From the listing below, pick out each line with the word "screenshot".

::::::::::

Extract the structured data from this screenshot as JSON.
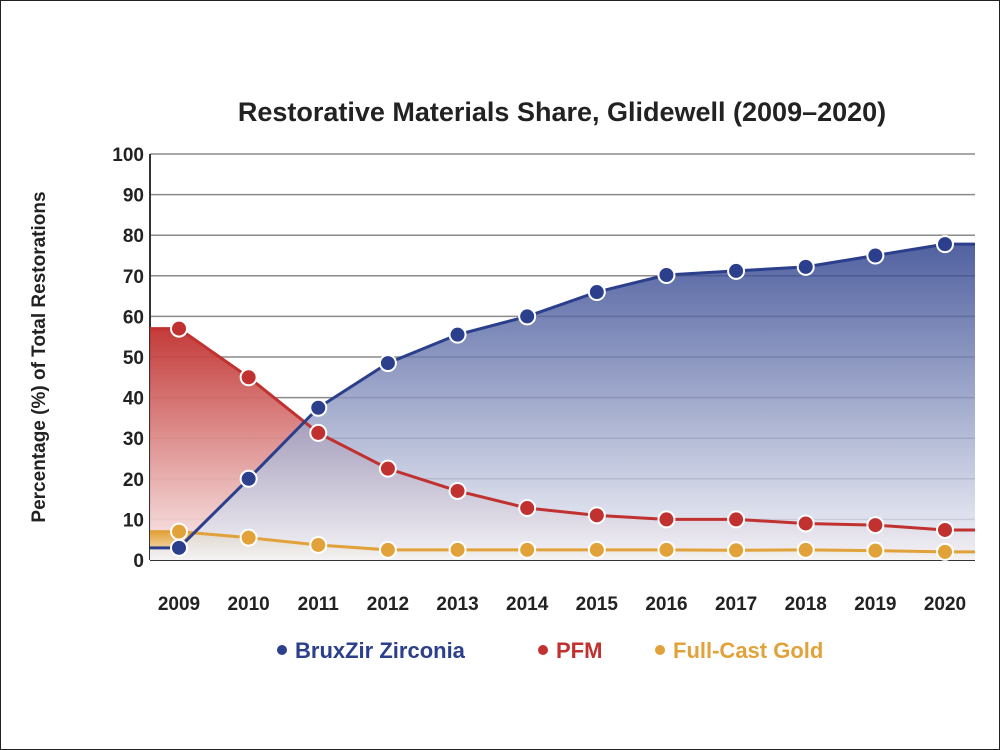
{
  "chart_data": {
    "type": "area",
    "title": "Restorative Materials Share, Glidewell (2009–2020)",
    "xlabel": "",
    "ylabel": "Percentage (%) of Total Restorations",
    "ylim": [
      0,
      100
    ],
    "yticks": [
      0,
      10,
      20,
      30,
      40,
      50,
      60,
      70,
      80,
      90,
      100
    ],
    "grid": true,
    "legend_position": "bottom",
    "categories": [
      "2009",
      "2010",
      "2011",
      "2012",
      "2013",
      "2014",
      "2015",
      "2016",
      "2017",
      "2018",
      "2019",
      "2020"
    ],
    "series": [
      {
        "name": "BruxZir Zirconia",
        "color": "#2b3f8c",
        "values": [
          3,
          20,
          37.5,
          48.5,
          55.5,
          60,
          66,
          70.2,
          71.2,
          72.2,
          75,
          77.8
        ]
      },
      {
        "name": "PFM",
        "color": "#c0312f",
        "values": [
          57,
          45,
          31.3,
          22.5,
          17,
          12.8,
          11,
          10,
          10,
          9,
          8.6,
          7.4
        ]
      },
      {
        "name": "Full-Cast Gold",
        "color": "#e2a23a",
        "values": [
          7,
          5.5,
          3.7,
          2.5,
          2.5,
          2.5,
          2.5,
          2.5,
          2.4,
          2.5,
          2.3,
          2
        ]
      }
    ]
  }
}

::::::::::

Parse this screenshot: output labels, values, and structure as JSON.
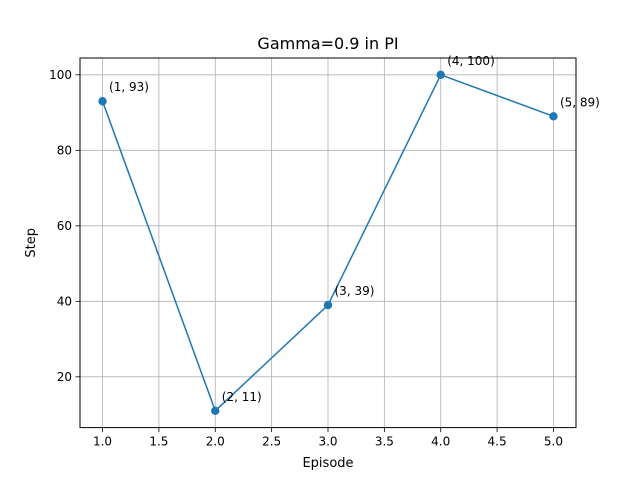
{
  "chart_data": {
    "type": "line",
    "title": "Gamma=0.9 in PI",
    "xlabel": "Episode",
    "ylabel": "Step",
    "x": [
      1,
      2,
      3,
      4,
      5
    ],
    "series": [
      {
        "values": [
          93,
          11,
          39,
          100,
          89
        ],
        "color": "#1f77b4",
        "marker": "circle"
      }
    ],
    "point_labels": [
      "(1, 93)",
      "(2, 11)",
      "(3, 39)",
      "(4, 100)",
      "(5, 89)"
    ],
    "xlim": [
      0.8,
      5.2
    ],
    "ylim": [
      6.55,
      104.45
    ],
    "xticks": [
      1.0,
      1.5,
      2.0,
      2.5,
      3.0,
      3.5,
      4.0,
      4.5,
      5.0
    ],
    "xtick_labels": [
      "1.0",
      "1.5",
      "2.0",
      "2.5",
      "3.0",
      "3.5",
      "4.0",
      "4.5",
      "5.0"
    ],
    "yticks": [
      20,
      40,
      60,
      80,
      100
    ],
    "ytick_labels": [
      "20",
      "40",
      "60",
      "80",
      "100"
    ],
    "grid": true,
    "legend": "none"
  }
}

::::::::::

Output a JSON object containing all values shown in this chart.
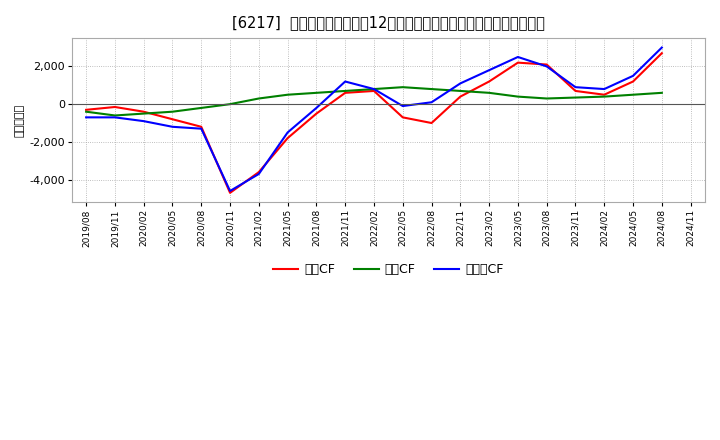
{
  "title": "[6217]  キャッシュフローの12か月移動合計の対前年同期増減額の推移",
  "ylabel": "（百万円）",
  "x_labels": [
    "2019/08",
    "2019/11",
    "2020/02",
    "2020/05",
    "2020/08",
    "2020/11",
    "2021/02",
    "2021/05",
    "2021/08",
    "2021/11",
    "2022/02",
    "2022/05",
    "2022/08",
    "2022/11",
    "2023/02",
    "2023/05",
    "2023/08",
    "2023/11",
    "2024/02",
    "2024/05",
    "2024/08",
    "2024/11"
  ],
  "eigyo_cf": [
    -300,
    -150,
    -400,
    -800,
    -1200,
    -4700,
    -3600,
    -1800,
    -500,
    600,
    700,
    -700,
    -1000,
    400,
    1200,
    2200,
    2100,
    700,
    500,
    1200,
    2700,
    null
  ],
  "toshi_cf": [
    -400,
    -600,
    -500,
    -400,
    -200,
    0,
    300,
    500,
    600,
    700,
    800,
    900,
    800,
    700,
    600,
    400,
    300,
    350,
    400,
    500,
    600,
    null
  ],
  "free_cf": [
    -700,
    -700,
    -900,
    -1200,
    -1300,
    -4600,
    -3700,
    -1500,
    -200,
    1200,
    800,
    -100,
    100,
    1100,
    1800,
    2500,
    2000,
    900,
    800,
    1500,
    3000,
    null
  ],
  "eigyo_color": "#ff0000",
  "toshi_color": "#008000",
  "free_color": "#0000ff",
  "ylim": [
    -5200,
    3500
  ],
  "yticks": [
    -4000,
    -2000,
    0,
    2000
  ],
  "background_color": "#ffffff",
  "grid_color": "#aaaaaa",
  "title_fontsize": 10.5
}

::::::::::

• **COMPLETE ANSWER**
Extract the structured data from this screenshot as JSON.
Parse this screenshot: output labels, values, and structure as JSON.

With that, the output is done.